DATA FOR THE TASK >>
════════════════════

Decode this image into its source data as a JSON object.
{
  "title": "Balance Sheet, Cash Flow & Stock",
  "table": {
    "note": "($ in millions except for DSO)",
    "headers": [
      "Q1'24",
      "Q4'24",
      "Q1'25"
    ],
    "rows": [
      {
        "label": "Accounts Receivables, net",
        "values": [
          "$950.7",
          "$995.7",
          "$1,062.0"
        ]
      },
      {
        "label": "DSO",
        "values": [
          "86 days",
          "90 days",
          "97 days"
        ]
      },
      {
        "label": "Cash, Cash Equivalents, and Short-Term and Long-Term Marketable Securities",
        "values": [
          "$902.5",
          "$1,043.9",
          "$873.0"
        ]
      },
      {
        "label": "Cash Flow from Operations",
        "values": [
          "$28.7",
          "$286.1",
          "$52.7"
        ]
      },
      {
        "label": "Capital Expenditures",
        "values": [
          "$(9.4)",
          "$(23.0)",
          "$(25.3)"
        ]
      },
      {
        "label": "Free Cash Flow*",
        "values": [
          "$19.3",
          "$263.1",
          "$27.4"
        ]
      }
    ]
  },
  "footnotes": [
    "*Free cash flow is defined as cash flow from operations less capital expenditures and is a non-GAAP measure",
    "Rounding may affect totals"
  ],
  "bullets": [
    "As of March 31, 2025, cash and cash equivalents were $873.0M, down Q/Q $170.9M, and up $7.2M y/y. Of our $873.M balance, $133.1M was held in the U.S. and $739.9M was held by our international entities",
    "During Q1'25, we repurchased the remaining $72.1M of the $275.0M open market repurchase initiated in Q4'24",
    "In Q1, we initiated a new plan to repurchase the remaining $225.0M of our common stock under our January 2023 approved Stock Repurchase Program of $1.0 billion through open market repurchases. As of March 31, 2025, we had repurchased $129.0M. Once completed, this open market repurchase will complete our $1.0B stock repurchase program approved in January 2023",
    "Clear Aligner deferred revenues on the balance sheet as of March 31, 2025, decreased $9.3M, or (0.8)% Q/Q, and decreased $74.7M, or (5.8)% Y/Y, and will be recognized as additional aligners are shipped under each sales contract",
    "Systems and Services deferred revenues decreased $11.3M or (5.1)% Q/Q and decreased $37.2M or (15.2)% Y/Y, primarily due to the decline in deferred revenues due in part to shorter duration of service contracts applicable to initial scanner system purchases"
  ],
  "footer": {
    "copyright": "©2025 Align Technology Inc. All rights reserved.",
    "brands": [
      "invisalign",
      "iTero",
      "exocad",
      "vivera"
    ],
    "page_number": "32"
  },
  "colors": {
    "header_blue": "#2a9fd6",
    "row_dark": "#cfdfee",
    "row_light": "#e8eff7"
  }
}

════════════════════

PROBLEM REQUIREMENTS >>
Gather each line from the listing above that holds "repurchased".

WRITTEN RESPONSE >>
    "During Q1'25, we repurchased the remaining $72.1M of the $275.0M open market repurchase initiated in Q4'24",
    "In Q1, we initiated a new plan to repurchase the remaining $225.0M of our common stock under our January 2023 approved Stock Repurchase Program of $1.0 billion through open market repurchases. As of March 31, 2025, we had repurchased $129.0M. Once completed, this open market repurchase will complete our $1.0B stock repurchase program approved in January 2023",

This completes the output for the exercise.